Identify all lines in the listing that include the word "подпункте", and copy them out.

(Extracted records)
<<<<
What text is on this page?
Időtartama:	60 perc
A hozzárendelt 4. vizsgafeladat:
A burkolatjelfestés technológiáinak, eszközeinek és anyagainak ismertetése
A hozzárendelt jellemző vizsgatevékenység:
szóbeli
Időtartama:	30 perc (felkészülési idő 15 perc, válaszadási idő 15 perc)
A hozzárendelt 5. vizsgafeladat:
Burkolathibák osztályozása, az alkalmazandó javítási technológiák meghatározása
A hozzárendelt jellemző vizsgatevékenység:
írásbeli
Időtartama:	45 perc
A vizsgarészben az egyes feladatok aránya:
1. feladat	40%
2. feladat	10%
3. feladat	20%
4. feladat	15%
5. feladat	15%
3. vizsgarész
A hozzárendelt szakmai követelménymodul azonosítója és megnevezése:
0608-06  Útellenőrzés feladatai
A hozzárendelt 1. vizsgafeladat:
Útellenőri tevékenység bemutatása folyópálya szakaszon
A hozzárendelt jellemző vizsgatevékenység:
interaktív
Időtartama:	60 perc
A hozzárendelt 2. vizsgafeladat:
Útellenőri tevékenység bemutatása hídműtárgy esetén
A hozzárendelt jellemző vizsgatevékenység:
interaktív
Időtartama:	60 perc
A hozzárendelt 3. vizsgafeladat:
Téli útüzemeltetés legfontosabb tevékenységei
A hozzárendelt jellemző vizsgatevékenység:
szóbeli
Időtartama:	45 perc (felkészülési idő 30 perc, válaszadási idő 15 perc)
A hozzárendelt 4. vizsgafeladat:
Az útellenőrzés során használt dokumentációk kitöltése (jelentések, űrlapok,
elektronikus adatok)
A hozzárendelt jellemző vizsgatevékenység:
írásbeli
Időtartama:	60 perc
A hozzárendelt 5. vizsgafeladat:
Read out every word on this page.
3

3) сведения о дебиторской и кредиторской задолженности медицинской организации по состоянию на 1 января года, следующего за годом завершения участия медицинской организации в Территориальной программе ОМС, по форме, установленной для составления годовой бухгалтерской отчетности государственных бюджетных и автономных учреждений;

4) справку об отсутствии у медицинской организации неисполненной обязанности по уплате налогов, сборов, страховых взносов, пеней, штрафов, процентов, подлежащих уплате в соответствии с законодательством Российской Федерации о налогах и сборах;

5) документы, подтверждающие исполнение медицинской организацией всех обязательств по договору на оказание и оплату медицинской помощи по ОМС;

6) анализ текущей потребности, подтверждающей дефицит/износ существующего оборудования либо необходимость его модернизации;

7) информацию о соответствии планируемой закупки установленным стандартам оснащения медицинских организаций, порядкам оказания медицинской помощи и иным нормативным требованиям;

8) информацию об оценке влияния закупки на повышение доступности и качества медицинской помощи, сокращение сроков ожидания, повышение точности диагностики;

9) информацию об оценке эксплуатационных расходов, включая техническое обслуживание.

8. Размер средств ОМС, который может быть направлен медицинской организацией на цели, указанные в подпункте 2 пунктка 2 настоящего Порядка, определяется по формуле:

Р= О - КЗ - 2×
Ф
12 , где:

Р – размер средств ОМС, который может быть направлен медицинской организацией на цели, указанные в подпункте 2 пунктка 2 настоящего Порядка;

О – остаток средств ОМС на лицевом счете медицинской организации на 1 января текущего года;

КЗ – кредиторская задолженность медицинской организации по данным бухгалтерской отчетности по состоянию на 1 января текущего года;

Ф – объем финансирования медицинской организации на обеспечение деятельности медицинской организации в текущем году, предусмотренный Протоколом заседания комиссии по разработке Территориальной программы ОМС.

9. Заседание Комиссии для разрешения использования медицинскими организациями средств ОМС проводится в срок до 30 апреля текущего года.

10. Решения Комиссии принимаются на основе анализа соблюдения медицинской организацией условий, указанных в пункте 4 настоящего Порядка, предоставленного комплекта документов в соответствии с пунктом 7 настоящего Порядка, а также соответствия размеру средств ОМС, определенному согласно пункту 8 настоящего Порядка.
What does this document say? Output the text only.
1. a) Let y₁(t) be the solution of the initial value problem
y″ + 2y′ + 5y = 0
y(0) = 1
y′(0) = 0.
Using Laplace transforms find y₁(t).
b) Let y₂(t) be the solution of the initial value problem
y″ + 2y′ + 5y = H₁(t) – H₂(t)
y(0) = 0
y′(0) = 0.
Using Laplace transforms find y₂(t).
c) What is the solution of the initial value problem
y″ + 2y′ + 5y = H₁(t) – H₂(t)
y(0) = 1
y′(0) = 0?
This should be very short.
>>>>
> **RESULT FOR THIS TASK**:
8. Размер средств ОМС, который может быть направлен медицинской организацией на цели, указанные в подпункте 2 пунктка 2 настоящего Порядка, определяется по формуле:
Р – размер средств ОМС, который может быть направлен медицинской организацией на цели, указанные в подпункте 2 пунктка 2 настоящего Порядка;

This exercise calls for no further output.